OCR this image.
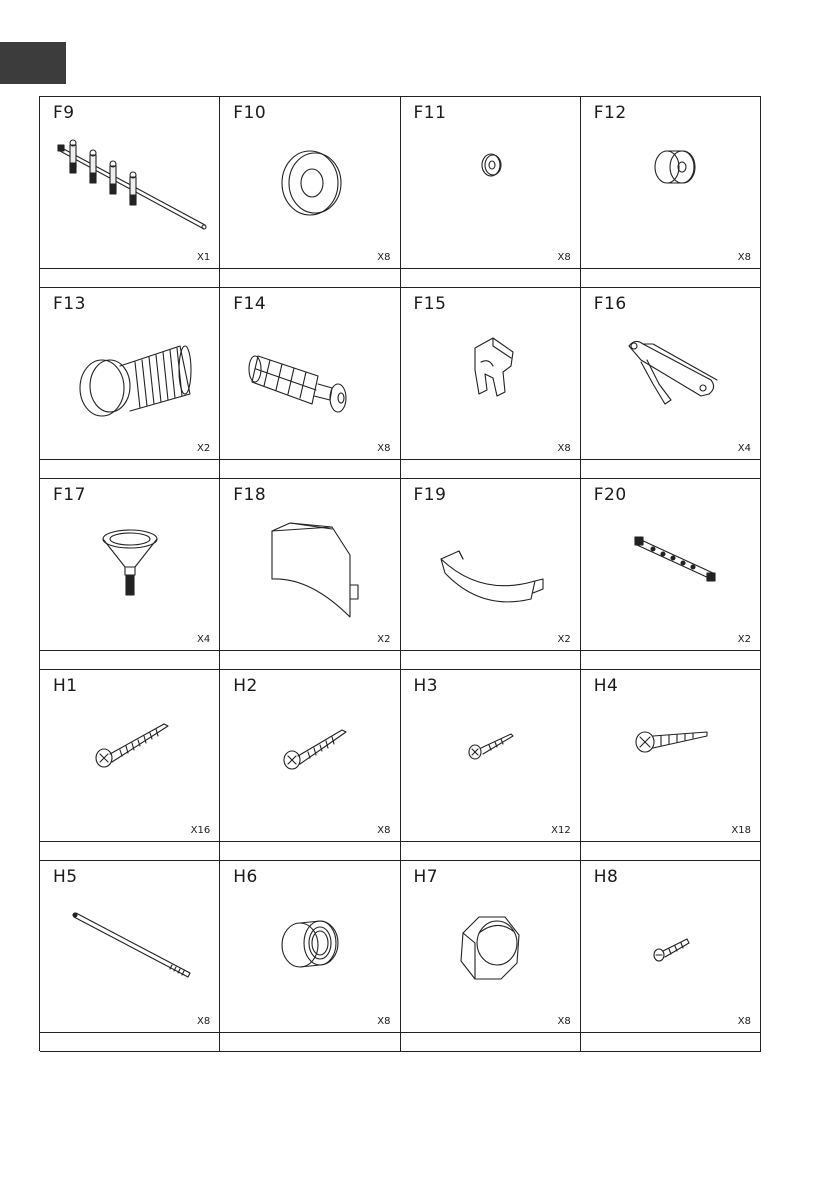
F9
X1
F10
X8
F11
X8
F12
X8
F13
X2
F14
X8
F15
X8
F16
X4
F17
X4
F18
X2
F19
X2
F20
X2
H1
X16
H2
X8
H3
X12
H4
X18
H5
X8
H6
X8
H7
X8
H8
X8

━━━━━━

**EXERCISE TASK**
Do not include images; quote all of the entries above exactly.

**ANSWER TO THE PROBLEM**
OCR this image.
F9
X1
F10
X8
F11
X8
F12
X8
F13
X2
F14
X8
F15
X8
F16
X4
F17
X4
F18
X2
F19
X2
F20
X2
H1
X16
H2
X8
H3
X12
H4
X18
H5
X8
H6
X8
H7
X8
H8
X8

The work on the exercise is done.